Start

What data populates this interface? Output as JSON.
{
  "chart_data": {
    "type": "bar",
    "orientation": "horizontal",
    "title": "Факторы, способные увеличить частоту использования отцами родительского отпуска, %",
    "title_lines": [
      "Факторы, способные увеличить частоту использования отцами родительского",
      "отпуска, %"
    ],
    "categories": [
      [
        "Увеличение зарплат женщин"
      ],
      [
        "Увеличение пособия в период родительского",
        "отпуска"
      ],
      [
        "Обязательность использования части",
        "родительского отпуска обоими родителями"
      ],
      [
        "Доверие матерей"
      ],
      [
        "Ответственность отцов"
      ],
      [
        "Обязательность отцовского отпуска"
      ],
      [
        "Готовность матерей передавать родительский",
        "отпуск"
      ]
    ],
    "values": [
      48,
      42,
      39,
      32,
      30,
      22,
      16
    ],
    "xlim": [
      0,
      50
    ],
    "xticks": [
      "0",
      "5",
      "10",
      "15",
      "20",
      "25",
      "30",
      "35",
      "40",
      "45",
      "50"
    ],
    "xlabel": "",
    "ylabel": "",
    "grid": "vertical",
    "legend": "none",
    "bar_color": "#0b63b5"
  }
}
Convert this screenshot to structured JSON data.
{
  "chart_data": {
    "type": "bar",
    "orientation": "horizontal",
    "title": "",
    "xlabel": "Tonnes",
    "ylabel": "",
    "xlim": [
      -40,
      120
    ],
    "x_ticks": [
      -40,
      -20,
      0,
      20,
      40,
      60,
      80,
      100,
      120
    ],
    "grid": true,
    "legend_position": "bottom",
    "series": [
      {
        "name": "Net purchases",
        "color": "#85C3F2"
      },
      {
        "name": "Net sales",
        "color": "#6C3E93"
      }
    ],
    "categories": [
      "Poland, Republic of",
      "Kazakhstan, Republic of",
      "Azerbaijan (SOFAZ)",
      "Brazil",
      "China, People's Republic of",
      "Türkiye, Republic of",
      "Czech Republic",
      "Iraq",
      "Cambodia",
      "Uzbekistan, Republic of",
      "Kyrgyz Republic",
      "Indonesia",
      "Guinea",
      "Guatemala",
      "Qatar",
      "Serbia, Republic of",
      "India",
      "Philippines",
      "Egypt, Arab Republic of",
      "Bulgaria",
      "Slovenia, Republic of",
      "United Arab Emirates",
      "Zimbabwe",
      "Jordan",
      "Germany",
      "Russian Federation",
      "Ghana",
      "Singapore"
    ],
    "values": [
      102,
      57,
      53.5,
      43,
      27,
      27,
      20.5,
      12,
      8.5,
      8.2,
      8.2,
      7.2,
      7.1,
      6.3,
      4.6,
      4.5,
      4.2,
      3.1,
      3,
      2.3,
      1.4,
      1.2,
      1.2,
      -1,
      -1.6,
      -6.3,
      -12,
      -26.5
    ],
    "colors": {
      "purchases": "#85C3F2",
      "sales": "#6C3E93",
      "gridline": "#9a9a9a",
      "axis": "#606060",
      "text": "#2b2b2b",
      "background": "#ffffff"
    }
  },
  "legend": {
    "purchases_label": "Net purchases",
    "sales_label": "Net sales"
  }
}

End

Report how many lines of the data hold the string "Факторы"; give only the number.

2